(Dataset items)
....
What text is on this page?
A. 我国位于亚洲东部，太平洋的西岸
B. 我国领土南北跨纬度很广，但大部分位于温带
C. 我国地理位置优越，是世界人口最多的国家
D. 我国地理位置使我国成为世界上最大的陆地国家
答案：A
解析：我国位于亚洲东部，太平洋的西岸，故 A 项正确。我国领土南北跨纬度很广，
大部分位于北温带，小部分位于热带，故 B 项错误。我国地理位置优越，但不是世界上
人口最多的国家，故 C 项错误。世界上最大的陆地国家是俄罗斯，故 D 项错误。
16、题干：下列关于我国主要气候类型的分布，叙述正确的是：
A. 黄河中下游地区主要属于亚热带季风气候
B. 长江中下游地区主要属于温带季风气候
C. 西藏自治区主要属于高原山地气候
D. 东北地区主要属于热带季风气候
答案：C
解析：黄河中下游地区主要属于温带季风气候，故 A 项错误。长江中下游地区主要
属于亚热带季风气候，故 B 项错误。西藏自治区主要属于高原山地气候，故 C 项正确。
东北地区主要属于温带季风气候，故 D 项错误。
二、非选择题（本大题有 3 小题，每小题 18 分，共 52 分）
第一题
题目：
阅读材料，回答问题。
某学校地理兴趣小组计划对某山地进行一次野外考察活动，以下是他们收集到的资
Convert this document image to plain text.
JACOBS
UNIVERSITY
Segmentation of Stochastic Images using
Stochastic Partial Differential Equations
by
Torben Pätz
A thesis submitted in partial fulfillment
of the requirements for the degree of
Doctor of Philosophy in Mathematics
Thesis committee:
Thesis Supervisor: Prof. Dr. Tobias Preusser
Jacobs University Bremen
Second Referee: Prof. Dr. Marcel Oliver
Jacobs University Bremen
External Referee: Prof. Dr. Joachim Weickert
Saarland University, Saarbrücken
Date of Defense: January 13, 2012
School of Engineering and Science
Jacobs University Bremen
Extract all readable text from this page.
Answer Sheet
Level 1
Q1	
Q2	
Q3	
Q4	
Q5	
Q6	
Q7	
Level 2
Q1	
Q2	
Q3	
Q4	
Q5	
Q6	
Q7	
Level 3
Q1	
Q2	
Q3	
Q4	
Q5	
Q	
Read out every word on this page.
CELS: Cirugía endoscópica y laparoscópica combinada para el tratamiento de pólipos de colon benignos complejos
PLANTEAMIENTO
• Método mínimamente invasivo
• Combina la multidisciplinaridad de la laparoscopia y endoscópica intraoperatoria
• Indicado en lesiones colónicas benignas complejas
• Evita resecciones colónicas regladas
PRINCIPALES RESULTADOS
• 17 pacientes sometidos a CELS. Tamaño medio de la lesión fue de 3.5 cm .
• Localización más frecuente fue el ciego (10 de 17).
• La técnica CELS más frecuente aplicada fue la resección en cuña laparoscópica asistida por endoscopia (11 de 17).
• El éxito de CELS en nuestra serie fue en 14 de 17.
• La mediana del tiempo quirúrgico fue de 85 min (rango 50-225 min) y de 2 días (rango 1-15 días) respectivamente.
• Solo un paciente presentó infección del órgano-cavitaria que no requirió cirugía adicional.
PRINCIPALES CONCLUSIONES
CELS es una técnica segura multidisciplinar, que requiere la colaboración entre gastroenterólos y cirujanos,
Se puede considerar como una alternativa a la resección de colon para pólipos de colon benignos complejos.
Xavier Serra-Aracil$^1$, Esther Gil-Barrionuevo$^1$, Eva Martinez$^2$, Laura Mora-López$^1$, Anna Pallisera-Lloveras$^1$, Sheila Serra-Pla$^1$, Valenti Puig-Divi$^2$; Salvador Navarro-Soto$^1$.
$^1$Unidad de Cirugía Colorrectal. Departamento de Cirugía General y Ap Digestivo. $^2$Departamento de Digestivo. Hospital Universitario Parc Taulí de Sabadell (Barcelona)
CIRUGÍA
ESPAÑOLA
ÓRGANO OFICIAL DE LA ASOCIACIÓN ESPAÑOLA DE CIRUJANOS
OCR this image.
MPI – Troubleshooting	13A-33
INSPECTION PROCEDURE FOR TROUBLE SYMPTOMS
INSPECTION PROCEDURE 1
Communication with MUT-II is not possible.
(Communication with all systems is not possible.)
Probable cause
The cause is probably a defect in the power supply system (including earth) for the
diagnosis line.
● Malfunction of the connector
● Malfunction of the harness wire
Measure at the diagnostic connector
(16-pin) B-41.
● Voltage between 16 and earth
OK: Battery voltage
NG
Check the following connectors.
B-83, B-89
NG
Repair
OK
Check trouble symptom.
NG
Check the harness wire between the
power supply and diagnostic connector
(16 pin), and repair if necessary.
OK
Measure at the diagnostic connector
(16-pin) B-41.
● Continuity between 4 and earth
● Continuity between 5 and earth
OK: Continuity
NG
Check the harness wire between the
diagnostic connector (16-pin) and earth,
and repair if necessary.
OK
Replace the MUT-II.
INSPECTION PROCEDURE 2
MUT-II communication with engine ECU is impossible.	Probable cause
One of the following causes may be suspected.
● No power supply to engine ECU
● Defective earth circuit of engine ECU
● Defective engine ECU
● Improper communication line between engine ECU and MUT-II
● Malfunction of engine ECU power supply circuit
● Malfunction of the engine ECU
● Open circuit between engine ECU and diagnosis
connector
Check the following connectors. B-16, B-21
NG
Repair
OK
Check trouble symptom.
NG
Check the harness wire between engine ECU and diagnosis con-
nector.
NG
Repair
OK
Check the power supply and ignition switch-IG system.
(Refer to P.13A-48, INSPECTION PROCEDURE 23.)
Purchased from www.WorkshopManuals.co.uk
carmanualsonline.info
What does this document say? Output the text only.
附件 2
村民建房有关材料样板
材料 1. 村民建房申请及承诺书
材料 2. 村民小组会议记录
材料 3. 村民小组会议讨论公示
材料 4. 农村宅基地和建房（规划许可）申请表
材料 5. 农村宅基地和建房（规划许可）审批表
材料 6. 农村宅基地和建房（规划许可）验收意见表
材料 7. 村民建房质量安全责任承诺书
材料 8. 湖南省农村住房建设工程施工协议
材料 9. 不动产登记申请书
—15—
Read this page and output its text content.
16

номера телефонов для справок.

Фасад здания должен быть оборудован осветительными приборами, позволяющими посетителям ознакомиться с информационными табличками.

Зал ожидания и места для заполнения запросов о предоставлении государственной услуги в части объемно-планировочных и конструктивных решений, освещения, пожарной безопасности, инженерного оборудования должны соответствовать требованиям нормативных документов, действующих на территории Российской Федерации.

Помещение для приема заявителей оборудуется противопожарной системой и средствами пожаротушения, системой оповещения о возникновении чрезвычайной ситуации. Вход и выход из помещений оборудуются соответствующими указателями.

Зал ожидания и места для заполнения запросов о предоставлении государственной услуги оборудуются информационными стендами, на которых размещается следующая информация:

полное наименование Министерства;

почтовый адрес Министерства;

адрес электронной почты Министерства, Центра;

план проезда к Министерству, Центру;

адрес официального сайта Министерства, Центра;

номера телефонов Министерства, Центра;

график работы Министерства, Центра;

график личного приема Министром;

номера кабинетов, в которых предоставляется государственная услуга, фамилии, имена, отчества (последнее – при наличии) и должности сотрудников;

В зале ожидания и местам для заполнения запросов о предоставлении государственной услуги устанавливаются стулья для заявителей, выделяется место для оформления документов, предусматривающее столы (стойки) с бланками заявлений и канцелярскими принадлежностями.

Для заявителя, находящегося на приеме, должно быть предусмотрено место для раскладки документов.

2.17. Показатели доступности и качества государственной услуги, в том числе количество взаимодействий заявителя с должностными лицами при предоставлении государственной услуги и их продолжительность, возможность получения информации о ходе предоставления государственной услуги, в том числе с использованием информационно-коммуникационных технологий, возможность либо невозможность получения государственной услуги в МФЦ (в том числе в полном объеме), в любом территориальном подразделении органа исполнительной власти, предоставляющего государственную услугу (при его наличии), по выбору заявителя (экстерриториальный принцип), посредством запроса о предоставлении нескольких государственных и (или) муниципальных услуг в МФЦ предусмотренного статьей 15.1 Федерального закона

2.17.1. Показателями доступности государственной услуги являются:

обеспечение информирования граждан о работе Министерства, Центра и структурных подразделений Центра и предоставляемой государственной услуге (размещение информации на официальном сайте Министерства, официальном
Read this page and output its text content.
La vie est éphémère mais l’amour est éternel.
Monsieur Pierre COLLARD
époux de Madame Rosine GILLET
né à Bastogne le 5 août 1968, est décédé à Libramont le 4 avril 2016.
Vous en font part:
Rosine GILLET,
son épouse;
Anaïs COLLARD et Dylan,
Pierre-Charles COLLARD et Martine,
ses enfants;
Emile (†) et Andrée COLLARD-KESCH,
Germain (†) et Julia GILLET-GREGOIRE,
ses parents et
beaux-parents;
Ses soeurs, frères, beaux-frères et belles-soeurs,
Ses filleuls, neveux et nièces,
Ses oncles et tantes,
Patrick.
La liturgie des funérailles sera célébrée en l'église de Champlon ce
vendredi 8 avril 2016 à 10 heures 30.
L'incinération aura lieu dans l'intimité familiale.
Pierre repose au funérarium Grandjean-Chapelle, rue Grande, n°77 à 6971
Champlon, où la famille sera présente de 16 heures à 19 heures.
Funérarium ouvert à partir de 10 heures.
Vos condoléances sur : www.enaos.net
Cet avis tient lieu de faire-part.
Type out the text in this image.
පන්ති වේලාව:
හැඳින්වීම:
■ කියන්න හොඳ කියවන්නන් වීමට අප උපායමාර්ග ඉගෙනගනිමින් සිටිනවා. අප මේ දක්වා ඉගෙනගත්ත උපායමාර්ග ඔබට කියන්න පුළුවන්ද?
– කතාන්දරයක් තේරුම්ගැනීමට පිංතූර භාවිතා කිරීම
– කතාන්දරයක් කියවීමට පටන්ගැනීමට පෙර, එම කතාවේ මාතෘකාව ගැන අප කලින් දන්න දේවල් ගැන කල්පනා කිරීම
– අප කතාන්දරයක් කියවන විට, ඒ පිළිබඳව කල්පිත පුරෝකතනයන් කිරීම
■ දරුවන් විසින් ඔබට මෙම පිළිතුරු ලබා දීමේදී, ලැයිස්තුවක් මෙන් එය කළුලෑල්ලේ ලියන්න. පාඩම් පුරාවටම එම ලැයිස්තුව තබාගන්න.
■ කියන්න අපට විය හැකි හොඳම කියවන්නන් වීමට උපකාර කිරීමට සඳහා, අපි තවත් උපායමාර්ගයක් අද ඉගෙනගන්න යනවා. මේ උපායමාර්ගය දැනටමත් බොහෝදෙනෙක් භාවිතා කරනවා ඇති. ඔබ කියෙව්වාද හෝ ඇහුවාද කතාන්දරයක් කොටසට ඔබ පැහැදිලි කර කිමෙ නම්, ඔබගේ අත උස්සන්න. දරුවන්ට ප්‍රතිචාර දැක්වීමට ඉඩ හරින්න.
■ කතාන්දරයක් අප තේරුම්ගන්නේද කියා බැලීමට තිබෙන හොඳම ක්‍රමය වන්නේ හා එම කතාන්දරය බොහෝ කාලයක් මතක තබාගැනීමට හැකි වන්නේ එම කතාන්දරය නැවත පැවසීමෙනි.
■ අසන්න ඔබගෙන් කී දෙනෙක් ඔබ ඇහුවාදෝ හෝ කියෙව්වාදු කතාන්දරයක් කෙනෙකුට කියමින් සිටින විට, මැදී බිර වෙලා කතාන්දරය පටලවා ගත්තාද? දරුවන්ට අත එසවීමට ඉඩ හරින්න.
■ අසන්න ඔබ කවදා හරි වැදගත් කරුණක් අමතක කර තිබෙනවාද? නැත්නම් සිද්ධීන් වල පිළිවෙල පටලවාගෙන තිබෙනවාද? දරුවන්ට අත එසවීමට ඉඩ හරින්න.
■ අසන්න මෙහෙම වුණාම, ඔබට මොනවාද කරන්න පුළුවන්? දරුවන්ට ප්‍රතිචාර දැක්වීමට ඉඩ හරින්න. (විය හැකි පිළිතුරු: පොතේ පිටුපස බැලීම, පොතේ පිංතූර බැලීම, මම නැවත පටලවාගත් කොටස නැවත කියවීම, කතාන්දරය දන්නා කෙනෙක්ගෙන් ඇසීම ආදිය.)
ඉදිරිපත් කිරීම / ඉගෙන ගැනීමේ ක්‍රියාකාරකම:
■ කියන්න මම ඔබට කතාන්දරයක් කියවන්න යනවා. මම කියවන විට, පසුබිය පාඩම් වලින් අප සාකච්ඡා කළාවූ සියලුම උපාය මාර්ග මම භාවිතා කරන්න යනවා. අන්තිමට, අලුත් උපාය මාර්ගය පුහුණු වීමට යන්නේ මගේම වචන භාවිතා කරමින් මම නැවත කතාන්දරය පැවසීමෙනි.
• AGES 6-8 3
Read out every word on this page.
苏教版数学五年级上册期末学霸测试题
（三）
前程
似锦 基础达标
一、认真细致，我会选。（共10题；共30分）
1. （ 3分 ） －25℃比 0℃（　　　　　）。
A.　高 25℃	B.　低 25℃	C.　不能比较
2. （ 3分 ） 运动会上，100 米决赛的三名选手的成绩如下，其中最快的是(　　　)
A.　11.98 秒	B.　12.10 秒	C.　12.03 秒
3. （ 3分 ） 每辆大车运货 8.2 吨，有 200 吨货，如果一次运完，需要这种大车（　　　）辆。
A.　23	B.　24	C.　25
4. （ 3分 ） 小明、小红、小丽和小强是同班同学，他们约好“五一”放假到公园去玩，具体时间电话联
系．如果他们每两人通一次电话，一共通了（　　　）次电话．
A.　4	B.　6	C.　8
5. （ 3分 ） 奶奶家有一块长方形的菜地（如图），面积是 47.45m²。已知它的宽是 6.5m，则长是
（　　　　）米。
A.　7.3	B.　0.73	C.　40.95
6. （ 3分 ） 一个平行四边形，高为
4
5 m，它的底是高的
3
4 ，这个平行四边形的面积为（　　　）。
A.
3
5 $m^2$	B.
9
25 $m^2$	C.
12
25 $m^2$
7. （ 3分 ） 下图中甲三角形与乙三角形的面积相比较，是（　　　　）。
....
Review the material and copy each line in which the word "necessary" appears.

COMPLETE OUTPUT:
(16 pin), and repair if necessary.
and repair if necessary.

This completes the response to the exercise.